YOUR INSTRUCTIONS: Only a number is required: how many lines of the material contain the word "pqnt"?

DATA SHOWN:
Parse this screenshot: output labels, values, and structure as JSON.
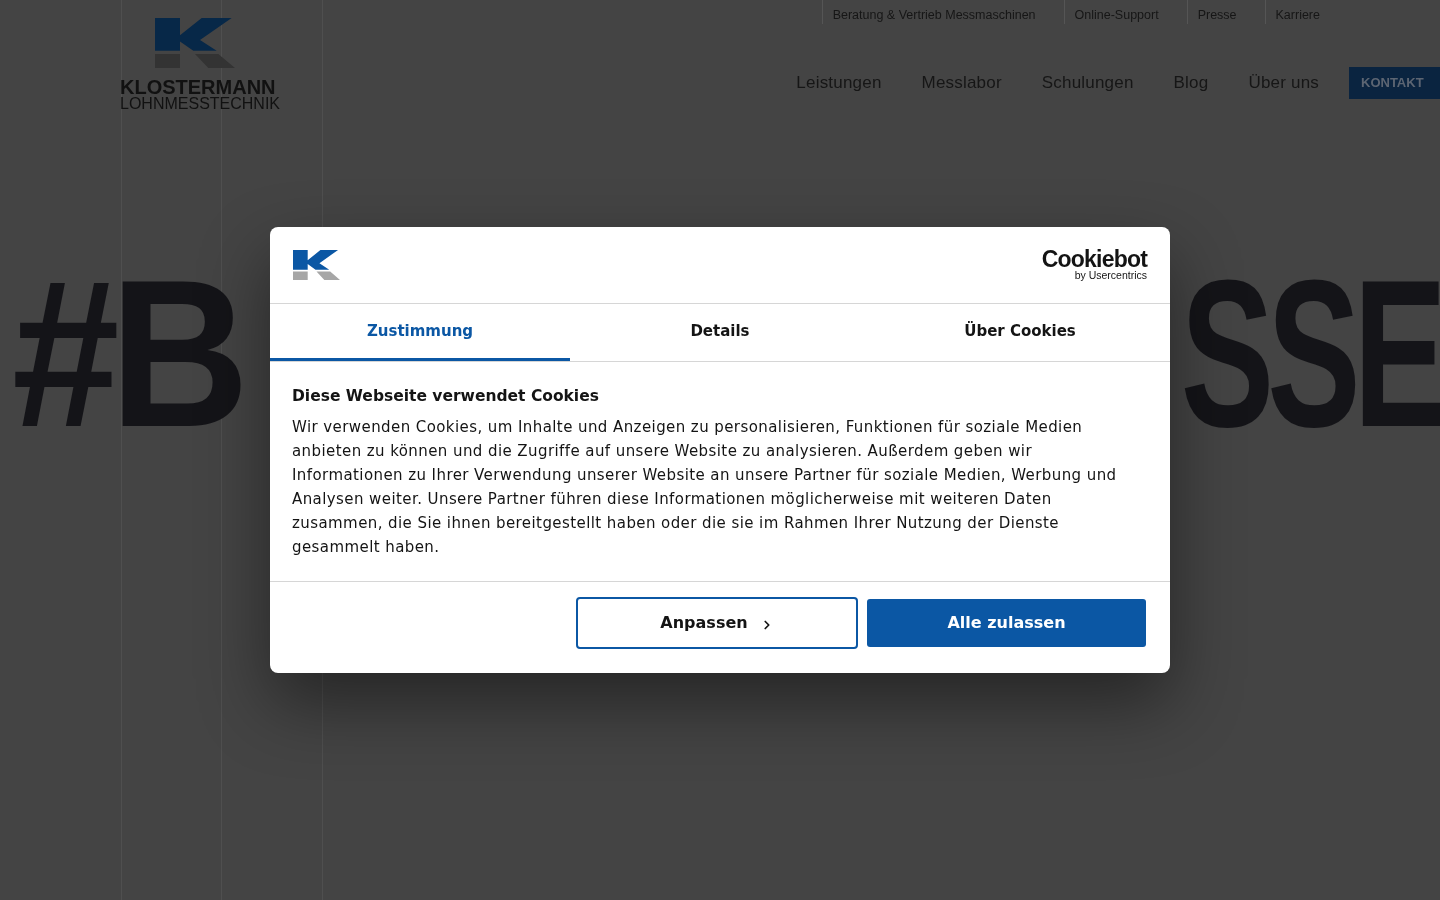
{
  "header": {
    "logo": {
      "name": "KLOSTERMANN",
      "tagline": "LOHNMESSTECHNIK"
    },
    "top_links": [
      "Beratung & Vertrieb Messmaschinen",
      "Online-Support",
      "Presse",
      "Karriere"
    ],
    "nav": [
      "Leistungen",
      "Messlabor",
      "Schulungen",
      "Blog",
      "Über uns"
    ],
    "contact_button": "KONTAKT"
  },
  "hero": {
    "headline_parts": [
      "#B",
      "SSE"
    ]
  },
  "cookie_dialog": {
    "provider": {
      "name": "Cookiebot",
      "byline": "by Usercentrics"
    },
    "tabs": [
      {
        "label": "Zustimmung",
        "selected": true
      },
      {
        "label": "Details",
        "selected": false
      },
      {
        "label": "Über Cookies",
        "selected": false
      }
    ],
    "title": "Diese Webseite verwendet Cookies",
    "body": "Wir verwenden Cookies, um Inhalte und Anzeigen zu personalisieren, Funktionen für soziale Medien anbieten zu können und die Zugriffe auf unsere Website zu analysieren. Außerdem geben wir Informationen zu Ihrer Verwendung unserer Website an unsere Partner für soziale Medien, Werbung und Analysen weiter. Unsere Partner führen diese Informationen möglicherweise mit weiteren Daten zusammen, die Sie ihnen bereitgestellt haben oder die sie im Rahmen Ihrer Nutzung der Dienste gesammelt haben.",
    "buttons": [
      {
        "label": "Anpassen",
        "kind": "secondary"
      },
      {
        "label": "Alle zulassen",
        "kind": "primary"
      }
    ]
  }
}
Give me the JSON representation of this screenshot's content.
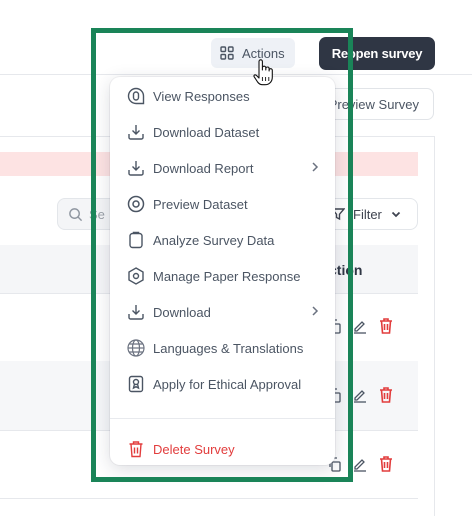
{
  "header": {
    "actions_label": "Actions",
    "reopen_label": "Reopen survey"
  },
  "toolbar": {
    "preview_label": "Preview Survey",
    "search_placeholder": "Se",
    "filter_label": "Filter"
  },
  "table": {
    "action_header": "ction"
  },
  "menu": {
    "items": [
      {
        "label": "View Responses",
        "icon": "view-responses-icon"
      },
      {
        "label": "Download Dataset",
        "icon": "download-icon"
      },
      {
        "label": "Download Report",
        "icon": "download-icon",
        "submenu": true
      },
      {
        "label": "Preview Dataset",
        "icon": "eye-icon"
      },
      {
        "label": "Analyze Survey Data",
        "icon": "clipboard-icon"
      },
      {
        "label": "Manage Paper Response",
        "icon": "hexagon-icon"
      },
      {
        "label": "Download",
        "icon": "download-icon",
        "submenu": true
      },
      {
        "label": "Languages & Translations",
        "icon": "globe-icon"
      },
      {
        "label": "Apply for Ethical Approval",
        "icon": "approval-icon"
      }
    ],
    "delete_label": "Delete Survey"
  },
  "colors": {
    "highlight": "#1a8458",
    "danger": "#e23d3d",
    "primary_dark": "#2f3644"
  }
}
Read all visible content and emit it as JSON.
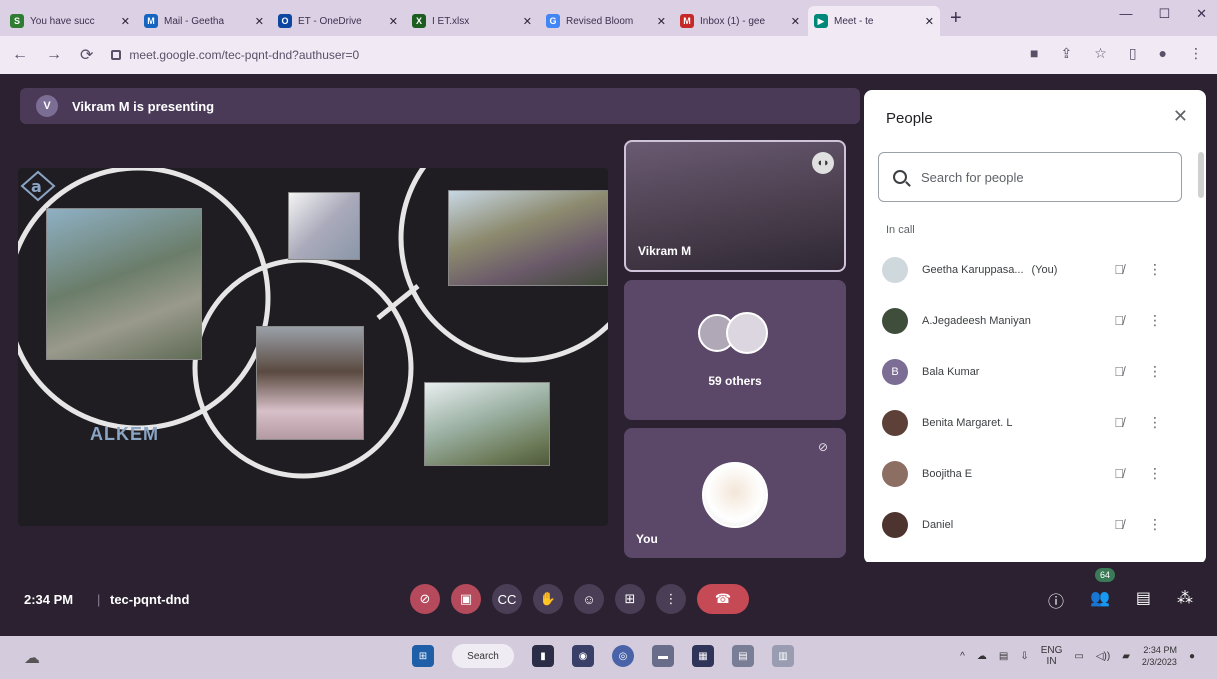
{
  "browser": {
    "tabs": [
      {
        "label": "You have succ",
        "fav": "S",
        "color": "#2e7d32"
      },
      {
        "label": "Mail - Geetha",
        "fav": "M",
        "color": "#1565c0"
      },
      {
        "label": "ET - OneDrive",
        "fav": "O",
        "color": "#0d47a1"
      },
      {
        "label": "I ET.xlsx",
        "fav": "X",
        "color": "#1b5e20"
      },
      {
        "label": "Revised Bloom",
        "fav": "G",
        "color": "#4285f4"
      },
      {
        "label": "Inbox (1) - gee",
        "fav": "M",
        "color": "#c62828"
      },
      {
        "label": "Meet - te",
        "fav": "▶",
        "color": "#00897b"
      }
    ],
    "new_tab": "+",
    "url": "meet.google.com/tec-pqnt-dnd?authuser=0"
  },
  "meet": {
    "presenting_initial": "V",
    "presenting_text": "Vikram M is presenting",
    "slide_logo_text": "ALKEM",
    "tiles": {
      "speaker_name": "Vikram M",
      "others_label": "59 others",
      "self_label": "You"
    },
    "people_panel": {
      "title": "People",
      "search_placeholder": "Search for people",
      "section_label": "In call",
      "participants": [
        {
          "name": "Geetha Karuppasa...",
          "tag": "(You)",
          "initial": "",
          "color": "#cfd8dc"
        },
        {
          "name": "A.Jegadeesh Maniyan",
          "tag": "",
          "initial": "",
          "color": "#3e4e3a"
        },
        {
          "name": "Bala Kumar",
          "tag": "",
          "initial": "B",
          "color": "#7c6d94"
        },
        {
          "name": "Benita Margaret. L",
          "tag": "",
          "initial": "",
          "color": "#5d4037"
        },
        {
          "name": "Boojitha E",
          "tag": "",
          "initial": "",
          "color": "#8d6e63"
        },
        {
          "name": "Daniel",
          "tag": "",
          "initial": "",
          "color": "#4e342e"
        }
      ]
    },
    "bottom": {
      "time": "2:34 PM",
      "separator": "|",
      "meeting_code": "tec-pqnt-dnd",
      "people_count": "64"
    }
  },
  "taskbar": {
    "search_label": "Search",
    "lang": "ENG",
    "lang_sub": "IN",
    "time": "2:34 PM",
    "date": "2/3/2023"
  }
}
==
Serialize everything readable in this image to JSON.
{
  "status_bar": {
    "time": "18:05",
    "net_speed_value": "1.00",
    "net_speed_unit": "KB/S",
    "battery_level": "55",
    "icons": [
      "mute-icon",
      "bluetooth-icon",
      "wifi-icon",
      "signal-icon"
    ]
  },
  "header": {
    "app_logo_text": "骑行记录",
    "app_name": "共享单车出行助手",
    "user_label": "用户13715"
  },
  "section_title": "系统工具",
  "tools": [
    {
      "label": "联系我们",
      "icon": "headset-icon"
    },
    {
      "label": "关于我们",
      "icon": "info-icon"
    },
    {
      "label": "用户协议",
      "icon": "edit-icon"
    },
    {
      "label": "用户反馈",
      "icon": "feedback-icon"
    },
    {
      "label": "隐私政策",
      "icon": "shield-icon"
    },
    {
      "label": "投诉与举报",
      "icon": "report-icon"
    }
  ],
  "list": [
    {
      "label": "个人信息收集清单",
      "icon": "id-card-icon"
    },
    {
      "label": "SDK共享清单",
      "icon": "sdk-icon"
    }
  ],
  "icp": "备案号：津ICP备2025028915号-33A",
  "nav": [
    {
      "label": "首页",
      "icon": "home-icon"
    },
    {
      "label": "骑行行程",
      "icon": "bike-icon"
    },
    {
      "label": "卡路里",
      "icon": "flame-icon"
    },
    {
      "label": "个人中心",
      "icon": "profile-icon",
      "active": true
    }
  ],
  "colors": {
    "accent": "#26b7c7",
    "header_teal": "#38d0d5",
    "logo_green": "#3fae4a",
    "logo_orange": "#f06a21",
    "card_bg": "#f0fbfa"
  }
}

COMPLETE ANSWER: 2